Task statement: Reproduce each record exactly.

Exercise input:
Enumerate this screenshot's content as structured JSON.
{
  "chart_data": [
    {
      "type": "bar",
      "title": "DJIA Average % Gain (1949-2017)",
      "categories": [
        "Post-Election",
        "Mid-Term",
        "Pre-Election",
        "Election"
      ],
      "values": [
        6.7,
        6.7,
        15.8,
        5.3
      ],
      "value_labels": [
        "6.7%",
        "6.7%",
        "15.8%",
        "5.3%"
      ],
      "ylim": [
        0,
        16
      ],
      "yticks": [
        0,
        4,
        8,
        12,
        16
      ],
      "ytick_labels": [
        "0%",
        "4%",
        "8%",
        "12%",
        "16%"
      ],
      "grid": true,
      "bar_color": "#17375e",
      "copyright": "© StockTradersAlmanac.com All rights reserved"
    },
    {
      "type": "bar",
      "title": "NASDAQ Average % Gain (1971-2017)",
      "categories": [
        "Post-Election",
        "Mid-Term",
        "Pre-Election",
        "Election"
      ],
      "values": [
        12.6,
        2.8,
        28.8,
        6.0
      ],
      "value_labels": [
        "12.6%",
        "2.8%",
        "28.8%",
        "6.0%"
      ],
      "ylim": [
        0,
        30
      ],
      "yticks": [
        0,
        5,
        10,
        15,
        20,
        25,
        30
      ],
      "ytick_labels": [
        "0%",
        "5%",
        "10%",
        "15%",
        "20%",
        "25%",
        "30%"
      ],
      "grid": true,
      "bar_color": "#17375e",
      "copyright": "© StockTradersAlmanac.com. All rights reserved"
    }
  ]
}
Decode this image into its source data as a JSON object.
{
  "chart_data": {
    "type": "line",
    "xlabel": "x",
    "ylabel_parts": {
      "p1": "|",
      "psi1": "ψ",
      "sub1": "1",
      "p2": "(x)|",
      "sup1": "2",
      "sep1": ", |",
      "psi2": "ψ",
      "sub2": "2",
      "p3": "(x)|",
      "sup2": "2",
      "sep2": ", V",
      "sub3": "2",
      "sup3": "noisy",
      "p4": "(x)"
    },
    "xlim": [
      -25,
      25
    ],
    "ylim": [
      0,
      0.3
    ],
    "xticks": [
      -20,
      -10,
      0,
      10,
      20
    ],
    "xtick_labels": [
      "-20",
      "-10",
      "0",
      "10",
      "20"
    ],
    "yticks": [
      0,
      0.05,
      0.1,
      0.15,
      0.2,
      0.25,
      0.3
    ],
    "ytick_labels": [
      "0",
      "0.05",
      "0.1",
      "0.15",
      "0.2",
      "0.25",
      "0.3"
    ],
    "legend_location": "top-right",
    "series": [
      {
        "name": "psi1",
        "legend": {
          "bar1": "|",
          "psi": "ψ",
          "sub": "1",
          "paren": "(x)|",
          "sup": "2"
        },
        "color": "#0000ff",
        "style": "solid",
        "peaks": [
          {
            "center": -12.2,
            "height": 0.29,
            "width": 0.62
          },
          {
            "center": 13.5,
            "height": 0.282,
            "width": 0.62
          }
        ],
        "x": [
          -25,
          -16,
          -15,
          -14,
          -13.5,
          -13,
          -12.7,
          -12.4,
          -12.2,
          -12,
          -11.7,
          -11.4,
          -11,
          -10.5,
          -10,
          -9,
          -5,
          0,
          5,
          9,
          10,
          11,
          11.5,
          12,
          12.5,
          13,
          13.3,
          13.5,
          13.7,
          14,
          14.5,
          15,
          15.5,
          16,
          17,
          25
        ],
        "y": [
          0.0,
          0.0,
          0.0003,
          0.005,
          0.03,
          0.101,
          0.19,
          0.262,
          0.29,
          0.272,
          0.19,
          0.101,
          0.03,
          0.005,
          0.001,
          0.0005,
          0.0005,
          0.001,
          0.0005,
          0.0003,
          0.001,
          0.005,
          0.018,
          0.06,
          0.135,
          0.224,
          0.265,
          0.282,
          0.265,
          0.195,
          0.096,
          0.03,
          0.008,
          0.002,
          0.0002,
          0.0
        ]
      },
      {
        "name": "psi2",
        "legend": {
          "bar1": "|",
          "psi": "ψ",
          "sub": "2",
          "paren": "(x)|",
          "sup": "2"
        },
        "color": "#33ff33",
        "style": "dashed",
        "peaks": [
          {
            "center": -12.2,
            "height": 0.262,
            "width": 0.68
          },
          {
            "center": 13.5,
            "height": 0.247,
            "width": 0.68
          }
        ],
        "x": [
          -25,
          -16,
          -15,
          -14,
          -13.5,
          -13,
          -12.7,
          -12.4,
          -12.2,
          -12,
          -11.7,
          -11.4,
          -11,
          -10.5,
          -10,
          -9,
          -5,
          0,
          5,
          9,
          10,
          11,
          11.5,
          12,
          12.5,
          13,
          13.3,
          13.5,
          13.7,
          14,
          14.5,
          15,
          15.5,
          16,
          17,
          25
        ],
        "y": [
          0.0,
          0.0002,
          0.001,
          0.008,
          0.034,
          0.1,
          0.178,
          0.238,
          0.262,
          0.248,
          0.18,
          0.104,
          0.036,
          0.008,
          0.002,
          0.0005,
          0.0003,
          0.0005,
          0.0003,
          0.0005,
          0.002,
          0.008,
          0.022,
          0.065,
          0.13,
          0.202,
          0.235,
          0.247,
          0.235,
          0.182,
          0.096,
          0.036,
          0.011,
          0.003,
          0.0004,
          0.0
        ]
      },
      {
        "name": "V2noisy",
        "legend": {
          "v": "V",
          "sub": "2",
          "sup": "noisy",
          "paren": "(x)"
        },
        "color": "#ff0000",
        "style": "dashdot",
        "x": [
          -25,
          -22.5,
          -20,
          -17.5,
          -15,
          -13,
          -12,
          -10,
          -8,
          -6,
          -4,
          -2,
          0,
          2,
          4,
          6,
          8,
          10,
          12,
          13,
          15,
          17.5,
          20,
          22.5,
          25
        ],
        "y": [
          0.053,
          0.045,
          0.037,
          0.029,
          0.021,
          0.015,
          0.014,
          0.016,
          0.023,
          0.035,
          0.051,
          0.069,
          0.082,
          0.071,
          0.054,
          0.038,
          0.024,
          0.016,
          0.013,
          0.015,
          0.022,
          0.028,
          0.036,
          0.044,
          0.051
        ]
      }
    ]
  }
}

Final answer:
Enumerate this screenshot's content as structured JSON.
{
  "chart_data": [
    {
      "type": "bar",
      "title": "DJIA Average % Gain (1949-2017)",
      "categories": [
        "Post-Election",
        "Mid-Term",
        "Pre-Election",
        "Election"
      ],
      "values": [
        6.7,
        6.7,
        15.8,
        5.3
      ],
      "value_labels": [
        "6.7%",
        "6.7%",
        "15.8%",
        "5.3%"
      ],
      "ylim": [
        0,
        16
      ],
      "yticks": [
        0,
        4,
        8,
        12,
        16
      ],
      "ytick_labels": [
        "0%",
        "4%",
        "8%",
        "12%",
        "16%"
      ],
      "grid": true,
      "bar_color": "#17375e",
      "copyright": "© StockTradersAlmanac.com All rights reserved"
    },
    {
      "type": "bar",
      "title": "NASDAQ Average % Gain (1971-2017)",
      "categories": [
        "Post-Election",
        "Mid-Term",
        "Pre-Election",
        "Election"
      ],
      "values": [
        12.6,
        2.8,
        28.8,
        6.0
      ],
      "value_labels": [
        "12.6%",
        "2.8%",
        "28.8%",
        "6.0%"
      ],
      "ylim": [
        0,
        30
      ],
      "yticks": [
        0,
        5,
        10,
        15,
        20,
        25,
        30
      ],
      "ytick_labels": [
        "0%",
        "5%",
        "10%",
        "15%",
        "20%",
        "25%",
        "30%"
      ],
      "grid": true,
      "bar_color": "#17375e",
      "copyright": "© StockTradersAlmanac.com. All rights reserved"
    }
  ]
}
Decode this image into its source data as a JSON object.
{
  "chart_data": {
    "type": "line",
    "xlabel": "x",
    "ylabel_parts": {
      "p1": "|",
      "psi1": "ψ",
      "sub1": "1",
      "p2": "(x)|",
      "sup1": "2",
      "sep1": ", |",
      "psi2": "ψ",
      "sub2": "2",
      "p3": "(x)|",
      "sup2": "2",
      "sep2": ", V",
      "sub3": "2",
      "sup3": "noisy",
      "p4": "(x)"
    },
    "xlim": [
      -25,
      25
    ],
    "ylim": [
      0,
      0.3
    ],
    "xticks": [
      -20,
      -10,
      0,
      10,
      20
    ],
    "xtick_labels": [
      "-20",
      "-10",
      "0",
      "10",
      "20"
    ],
    "yticks": [
      0,
      0.05,
      0.1,
      0.15,
      0.2,
      0.25,
      0.3
    ],
    "ytick_labels": [
      "0",
      "0.05",
      "0.1",
      "0.15",
      "0.2",
      "0.25",
      "0.3"
    ],
    "legend_location": "top-right",
    "series": [
      {
        "name": "psi1",
        "legend": {
          "bar1": "|",
          "psi": "ψ",
          "sub": "1",
          "paren": "(x)|",
          "sup": "2"
        },
        "color": "#0000ff",
        "style": "solid",
        "peaks": [
          {
            "center": -12.2,
            "height": 0.29,
            "width": 0.62
          },
          {
            "center": 13.5,
            "height": 0.282,
            "width": 0.62
          }
        ],
        "x": [
          -25,
          -16,
          -15,
          -14,
          -13.5,
          -13,
          -12.7,
          -12.4,
          -12.2,
          -12,
          -11.7,
          -11.4,
          -11,
          -10.5,
          -10,
          -9,
          -5,
          0,
          5,
          9,
          10,
          11,
          11.5,
          12,
          12.5,
          13,
          13.3,
          13.5,
          13.7,
          14,
          14.5,
          15,
          15.5,
          16,
          17,
          25
        ],
        "y": [
          0.0,
          0.0,
          0.0003,
          0.005,
          0.03,
          0.101,
          0.19,
          0.262,
          0.29,
          0.272,
          0.19,
          0.101,
          0.03,
          0.005,
          0.001,
          0.0005,
          0.0005,
          0.001,
          0.0005,
          0.0003,
          0.001,
          0.005,
          0.018,
          0.06,
          0.135,
          0.224,
          0.265,
          0.282,
          0.265,
          0.195,
          0.096,
          0.03,
          0.008,
          0.002,
          0.0002,
          0.0
        ]
      },
      {
        "name": "psi2",
        "legend": {
          "bar1": "|",
          "psi": "ψ",
          "sub": "2",
          "paren": "(x)|",
          "sup": "2"
        },
        "color": "#33ff33",
        "style": "dashed",
        "peaks": [
          {
            "center": -12.2,
            "height": 0.262,
            "width": 0.68
          },
          {
            "center": 13.5,
            "height": 0.247,
            "width": 0.68
          }
        ],
        "x": [
          -25,
          -16,
          -15,
          -14,
          -13.5,
          -13,
          -12.7,
          -12.4,
          -12.2,
          -12,
          -11.7,
          -11.4,
          -11,
          -10.5,
          -10,
          -9,
          -5,
          0,
          5,
          9,
          10,
          11,
          11.5,
          12,
          12.5,
          13,
          13.3,
          13.5,
          13.7,
          14,
          14.5,
          15,
          15.5,
          16,
          17,
          25
        ],
        "y": [
          0.0,
          0.0002,
          0.001,
          0.008,
          0.034,
          0.1,
          0.178,
          0.238,
          0.262,
          0.248,
          0.18,
          0.104,
          0.036,
          0.008,
          0.002,
          0.0005,
          0.0003,
          0.0005,
          0.0003,
          0.0005,
          0.002,
          0.008,
          0.022,
          0.065,
          0.13,
          0.202,
          0.235,
          0.247,
          0.235,
          0.182,
          0.096,
          0.036,
          0.011,
          0.003,
          0.0004,
          0.0
        ]
      },
      {
        "name": "V2noisy",
        "legend": {
          "v": "V",
          "sub": "2",
          "sup": "noisy",
          "paren": "(x)"
        },
        "color": "#ff0000",
        "style": "dashdot",
        "x": [
          -25,
          -22.5,
          -20,
          -17.5,
          -15,
          -13,
          -12,
          -10,
          -8,
          -6,
          -4,
          -2,
          0,
          2,
          4,
          6,
          8,
          10,
          12,
          13,
          15,
          17.5,
          20,
          22.5,
          25
        ],
        "y": [
          0.053,
          0.045,
          0.037,
          0.029,
          0.021,
          0.015,
          0.014,
          0.016,
          0.023,
          0.035,
          0.051,
          0.069,
          0.082,
          0.071,
          0.054,
          0.038,
          0.024,
          0.016,
          0.013,
          0.015,
          0.022,
          0.028,
          0.036,
          0.044,
          0.051
        ]
      }
    ]
  }
}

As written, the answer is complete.